From the listing below, copy every line with the word "question".

Records shown:

═══

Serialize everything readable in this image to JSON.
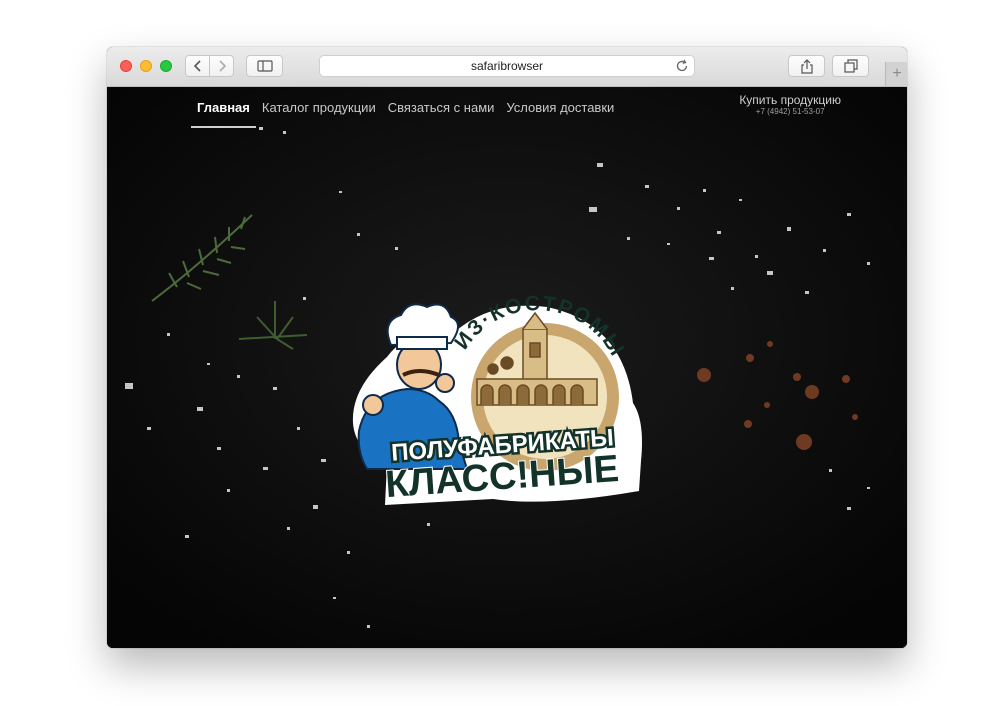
{
  "browser": {
    "address": "safaribrowser",
    "buttons": {
      "back": "chevron-left-icon",
      "forward": "chevron-right-icon",
      "sidebar": "sidebar-icon",
      "reload": "reload-icon",
      "share": "share-icon",
      "tabs": "tabs-icon",
      "new_tab": "+"
    },
    "traffic_lights": {
      "close": "#fc5f57",
      "minimize": "#fdbc2e",
      "zoom": "#28c840"
    }
  },
  "site": {
    "nav": {
      "items": [
        {
          "label": "Главная",
          "active": true
        },
        {
          "label": "Каталог продукции",
          "active": false
        },
        {
          "label": "Связаться с нами",
          "active": false
        },
        {
          "label": "Условия доставки",
          "active": false
        }
      ]
    },
    "buy": {
      "label": "Купить продукцию",
      "phone": "+7 (4942) 51-53-07"
    },
    "logo": {
      "arc_text": "ИЗ·КОСТРОМЫ",
      "line1": "ПОЛУФАБРИКАТЫ",
      "line2": "КЛАСС!НЫЕ",
      "colors": {
        "dark_green": "#13332a",
        "chef_blue": "#1a72c2",
        "sepia": "#c9a66d"
      }
    },
    "background_color": "#0b0b0b"
  }
}
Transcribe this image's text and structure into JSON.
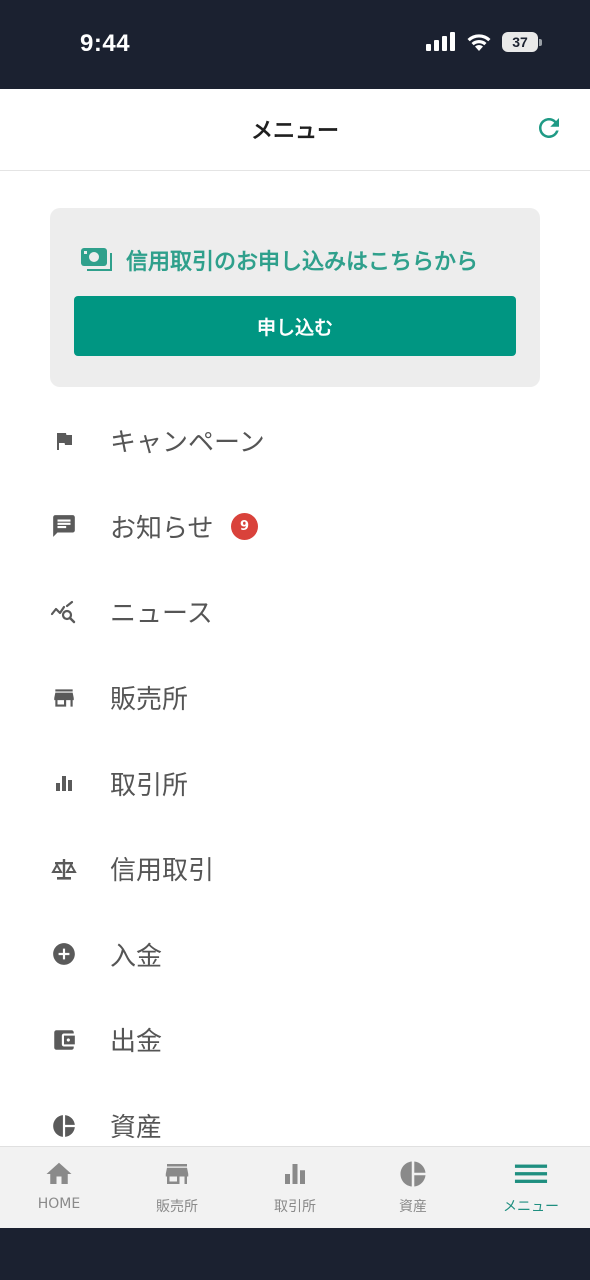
{
  "status_bar": {
    "time": "9:44",
    "battery": "37",
    "icons": [
      "signal-icon",
      "wifi-icon",
      "battery-icon"
    ]
  },
  "header": {
    "title": "メニュー",
    "refresh_icon": "refresh-icon"
  },
  "promo": {
    "text": "信用取引のお申し込みはこちらから",
    "button_label": "申し込む",
    "icon": "money-icon"
  },
  "menu": [
    {
      "id": "campaign",
      "label": "キャンペーン",
      "icon": "flag-icon"
    },
    {
      "id": "notices",
      "label": "お知らせ",
      "icon": "chat-icon",
      "badge": "9"
    },
    {
      "id": "news",
      "label": "ニュース",
      "icon": "news-chart-icon"
    },
    {
      "id": "store",
      "label": "販売所",
      "icon": "store-icon"
    },
    {
      "id": "exchange",
      "label": "取引所",
      "icon": "bar-chart-icon"
    },
    {
      "id": "margin",
      "label": "信用取引",
      "icon": "scale-icon"
    },
    {
      "id": "deposit",
      "label": "入金",
      "icon": "plus-circle-icon"
    },
    {
      "id": "withdraw",
      "label": "出金",
      "icon": "wallet-icon"
    },
    {
      "id": "assets",
      "label": "資産",
      "icon": "pie-chart-icon"
    }
  ],
  "bottom_nav": [
    {
      "id": "home",
      "label": "HOME",
      "icon": "home-icon"
    },
    {
      "id": "store",
      "label": "販売所",
      "icon": "store-icon"
    },
    {
      "id": "exchange",
      "label": "取引所",
      "icon": "bar-chart-icon"
    },
    {
      "id": "assets",
      "label": "資産",
      "icon": "pie-chart-icon"
    },
    {
      "id": "menu",
      "label": "メニュー",
      "icon": "menu-icon",
      "active": true
    }
  ],
  "colors": {
    "accent": "#009682",
    "accent_text": "#2fa08c",
    "badge": "#d9423b",
    "status_bar_bg": "#1b2130",
    "icon_gray": "#5a5a5a",
    "nav_inactive": "#8a8a8a"
  }
}
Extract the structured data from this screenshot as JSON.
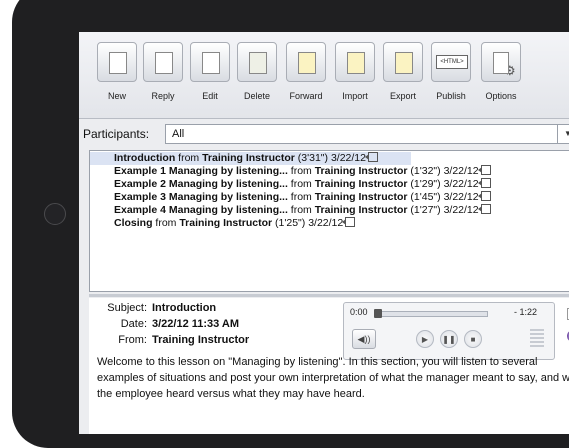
{
  "toolbar": [
    {
      "name": "new-button",
      "icon": "new-document-icon",
      "label": "New"
    },
    {
      "name": "reply-button",
      "icon": "reply-icon",
      "label": "Reply"
    },
    {
      "name": "edit-button",
      "icon": "edit-pencil-icon",
      "label": "Edit"
    },
    {
      "name": "delete-button",
      "icon": "trash-icon",
      "label": "Delete"
    },
    {
      "name": "forward-button",
      "icon": "forward-icon",
      "label": "Forward"
    },
    {
      "name": "import-button",
      "icon": "import-icon",
      "label": "Import"
    },
    {
      "name": "export-button",
      "icon": "export-icon",
      "label": "Export"
    },
    {
      "name": "publish-button",
      "icon": "html-icon",
      "label": "Publish",
      "badge": "<HTML>"
    },
    {
      "name": "options-button",
      "icon": "gear-icon",
      "label": "Options"
    }
  ],
  "participants": {
    "label": "Participants:",
    "value": "All"
  },
  "messages": [
    {
      "title": "Introduction",
      "from_word": "from",
      "author": "Training Instructor",
      "duration": "(3'31\")",
      "date": "3/22/12",
      "selected": true
    },
    {
      "title": "Example 1 Managing by listening...",
      "from_word": "from",
      "author": "Training Instructor",
      "duration": "(1'32\")",
      "date": "3/22/12",
      "selected": false
    },
    {
      "title": "Example 2 Managing by listening...",
      "from_word": "from",
      "author": "Training Instructor",
      "duration": "(1'29\")",
      "date": "3/22/12",
      "selected": false
    },
    {
      "title": "Example 3 Managing by listening...",
      "from_word": "from",
      "author": "Training Instructor",
      "duration": "(1'45\")",
      "date": "3/22/12",
      "selected": false
    },
    {
      "title": "Example 4 Managing by listening...",
      "from_word": "from",
      "author": "Training Instructor",
      "duration": "(1'27\")",
      "date": "3/22/12",
      "selected": false
    },
    {
      "title": "Closing",
      "from_word": "from",
      "author": "Training Instructor",
      "duration": "(1'25\")",
      "date": "3/22/12",
      "selected": false
    }
  ],
  "detail": {
    "subject_label": "Subject:",
    "subject": "Introduction",
    "date_label": "Date:",
    "date": "3/22/12 11:33 AM",
    "from_label": "From:",
    "from": "Training Instructor",
    "body": "Welcome to this lesson on \"Managing by listening\".  In this section, you will listen to several examples of situations and post your own interpretation of what the manager meant to say, and what the employee heard versus what they may have heard."
  },
  "player": {
    "elapsed": "0:00",
    "remaining": "- 1:22",
    "progress": 0.03
  }
}
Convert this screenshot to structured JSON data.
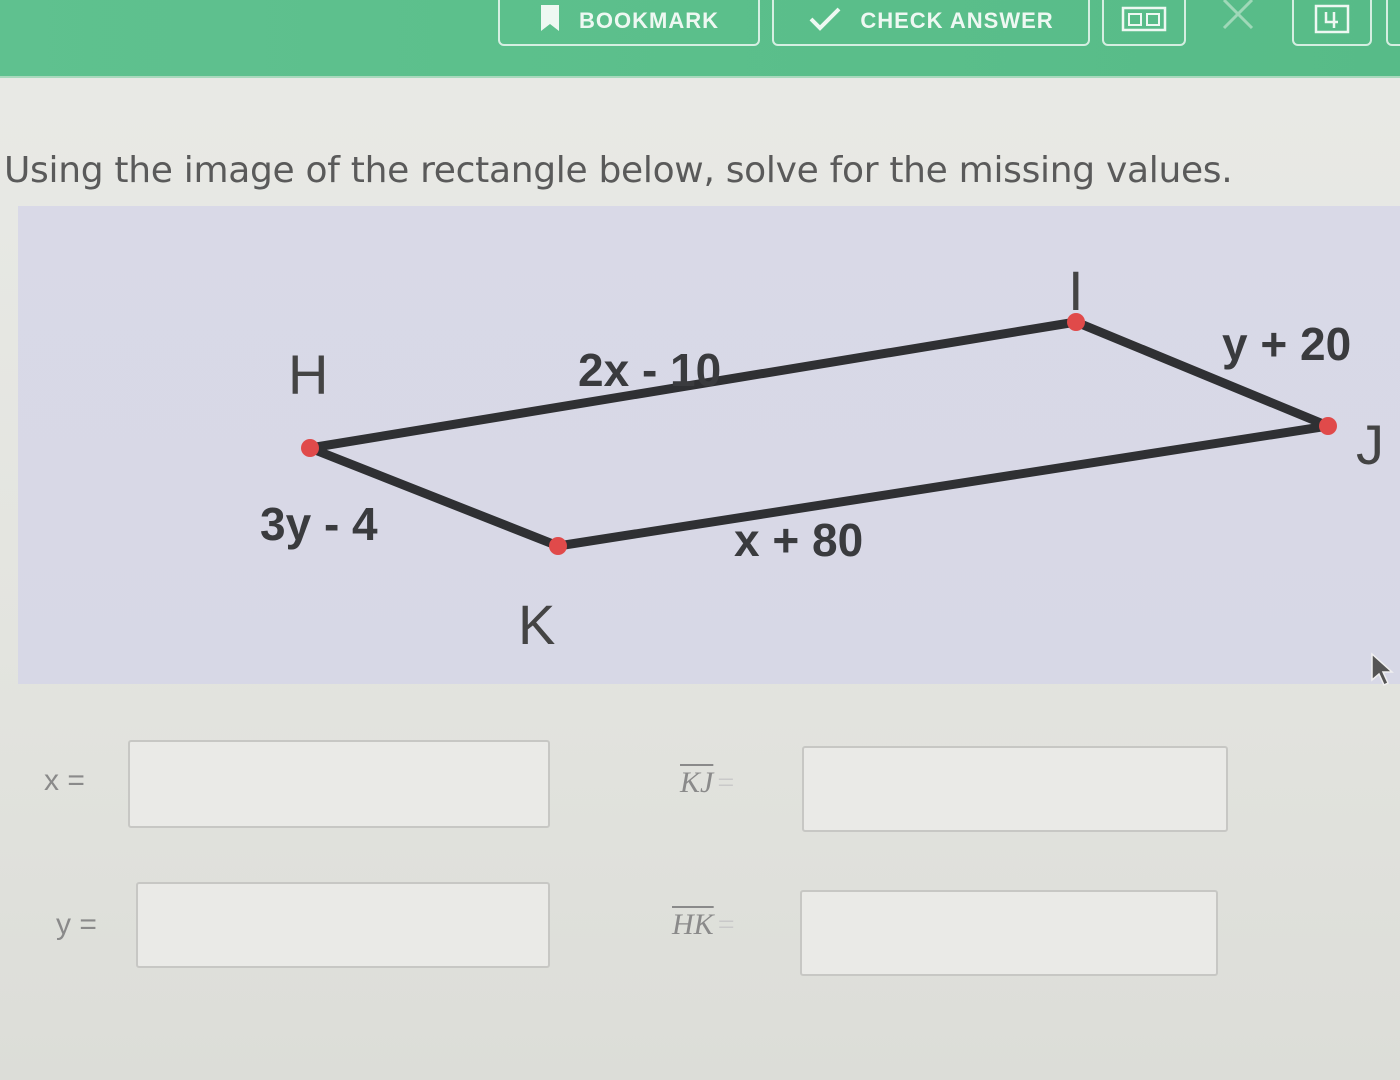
{
  "toolbar": {
    "bookmark_label": "BOOKMARK",
    "check_answer_label": "CHECK ANSWER",
    "icons": [
      "bookmark-icon",
      "checkmark-icon",
      "grid-icon",
      "close-icon",
      "external-link-icon"
    ]
  },
  "question": {
    "text": "Using the image of the rectangle below, solve for the missing values."
  },
  "figure": {
    "vertices": {
      "H": "H",
      "I": "I",
      "J": "J",
      "K": "K"
    },
    "side_labels": {
      "HI": "2x - 10",
      "IJ": "y + 20",
      "HK": "3y - 4",
      "KJ": "x + 80"
    },
    "colors": {
      "edge": "#2f3033",
      "vertex_dot": "#e04a4a"
    }
  },
  "answers": {
    "x": {
      "label": "x =",
      "value": ""
    },
    "y": {
      "label": "y =",
      "value": ""
    },
    "KJ": {
      "segment": "KJ",
      "equals": "=",
      "value": ""
    },
    "HK": {
      "segment": "HK",
      "equals": "=",
      "value": ""
    }
  }
}
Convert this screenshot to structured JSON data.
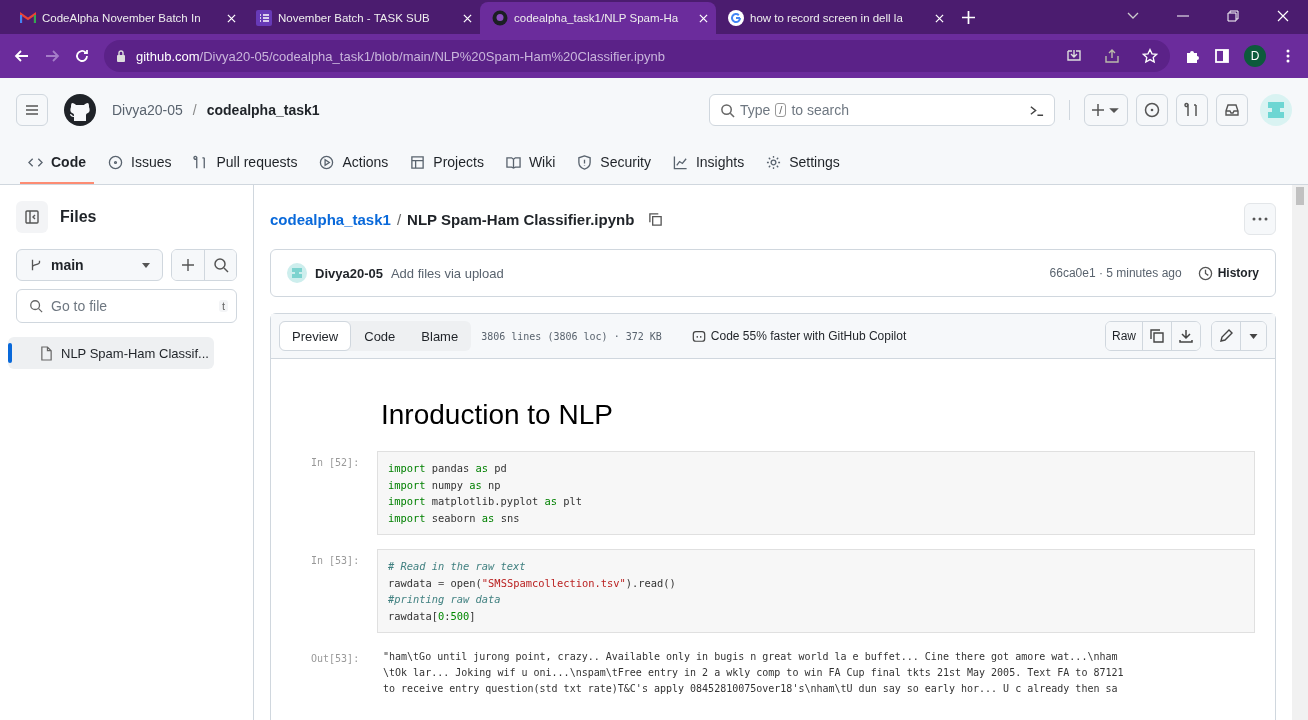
{
  "browser": {
    "tabs": [
      {
        "title": "CodeAlpha November Batch In",
        "selected": false
      },
      {
        "title": "November Batch - TASK SUB",
        "selected": false
      },
      {
        "title": "codealpha_task1/NLP Spam-Ha",
        "selected": true
      },
      {
        "title": "how to record screen in dell la",
        "selected": false
      }
    ],
    "url_host": "github.com",
    "url_path": "/Divya20-05/codealpha_task1/blob/main/NLP%20Spam-Ham%20Classifier.ipynb",
    "profile_initial": "D"
  },
  "header": {
    "owner": "Divya20-05",
    "separator": "/",
    "repo": "codealpha_task1",
    "search_placeholder_before": "Type",
    "search_key": "/",
    "search_placeholder_after": "to search"
  },
  "repo_nav": [
    {
      "label": "Code",
      "selected": true
    },
    {
      "label": "Issues",
      "selected": false
    },
    {
      "label": "Pull requests",
      "selected": false
    },
    {
      "label": "Actions",
      "selected": false
    },
    {
      "label": "Projects",
      "selected": false
    },
    {
      "label": "Wiki",
      "selected": false
    },
    {
      "label": "Security",
      "selected": false
    },
    {
      "label": "Insights",
      "selected": false
    },
    {
      "label": "Settings",
      "selected": false
    }
  ],
  "sidebar": {
    "title": "Files",
    "branch": "main",
    "filter_placeholder": "Go to file",
    "filter_key": "t",
    "files": [
      {
        "name": "NLP Spam-Ham Classif...",
        "selected": true
      }
    ]
  },
  "file": {
    "repo_link": "codealpha_task1",
    "separator": "/",
    "name": "NLP Spam-Ham Classifier.ipynb",
    "commit": {
      "author": "Divya20-05",
      "message": "Add files via upload",
      "hash_time": "66ca0e1 · 5 minutes ago",
      "history": "History"
    },
    "view_tabs": [
      {
        "label": "Preview",
        "selected": true
      },
      {
        "label": "Code",
        "selected": false
      },
      {
        "label": "Blame",
        "selected": false
      }
    ],
    "stats": "3806 lines (3806 loc) · 372 KB",
    "copilot": "Code 55% faster with GitHub Copilot",
    "raw": "Raw"
  },
  "notebook": {
    "heading": "Inroduction to NLP",
    "cells": [
      {
        "prompt": "In [52]:",
        "kind": "input",
        "lines": [
          [
            {
              "t": "import",
              "kind": "keyword"
            },
            {
              "t": " pandas ",
              "kind": "plain"
            },
            {
              "t": "as",
              "kind": "keyword"
            },
            {
              "t": " pd",
              "kind": "plain"
            }
          ],
          [
            {
              "t": "import",
              "kind": "keyword"
            },
            {
              "t": " numpy ",
              "kind": "plain"
            },
            {
              "t": "as",
              "kind": "keyword"
            },
            {
              "t": " np",
              "kind": "plain"
            }
          ],
          [
            {
              "t": "import",
              "kind": "keyword"
            },
            {
              "t": " matplotlib.pyplot ",
              "kind": "plain"
            },
            {
              "t": "as",
              "kind": "keyword"
            },
            {
              "t": " plt",
              "kind": "plain"
            }
          ],
          [
            {
              "t": "import",
              "kind": "keyword"
            },
            {
              "t": " seaborn ",
              "kind": "plain"
            },
            {
              "t": "as",
              "kind": "keyword"
            },
            {
              "t": " sns",
              "kind": "plain"
            }
          ]
        ]
      },
      {
        "prompt": "In [53]:",
        "kind": "input",
        "lines": [
          [
            {
              "t": "# Read in the raw text",
              "kind": "comment"
            }
          ],
          [
            {
              "t": "rawdata ",
              "kind": "plain"
            },
            {
              "t": "=",
              "kind": "operator"
            },
            {
              "t": " open(",
              "kind": "plain"
            },
            {
              "t": "\"SMSSpamcollection.tsv\"",
              "kind": "string"
            },
            {
              "t": ").read()",
              "kind": "plain"
            }
          ],
          [
            {
              "t": "#printing raw data",
              "kind": "comment"
            }
          ],
          [
            {
              "t": "rawdata[",
              "kind": "plain"
            },
            {
              "t": "0",
              "kind": "number"
            },
            {
              "t": ":",
              "kind": "plain"
            },
            {
              "t": "500",
              "kind": "number"
            },
            {
              "t": "]",
              "kind": "plain"
            }
          ]
        ]
      },
      {
        "prompt": "Out[53]:",
        "kind": "output",
        "lines": [
          "\"ham\\tGo until jurong point, crazy.. Available only in bugis n great world la e buffet... Cine there got amore wat...\\nham",
          "\\tOk lar... Joking wif u oni...\\nspam\\tFree entry in 2 a wkly comp to win FA Cup final tkts 21st May 2005. Text FA to 87121",
          "to receive entry question(std txt rate)T&C's apply 08452810075over18's\\nham\\tU dun say so early hor... U c already then sa"
        ]
      }
    ]
  }
}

═══

Solution to the exercise:
  "question": {
          "to receive entry question(std txt rate)T&C's apply 08452810075over18's\\nham\\tU dun say so early hor... U c already then sa"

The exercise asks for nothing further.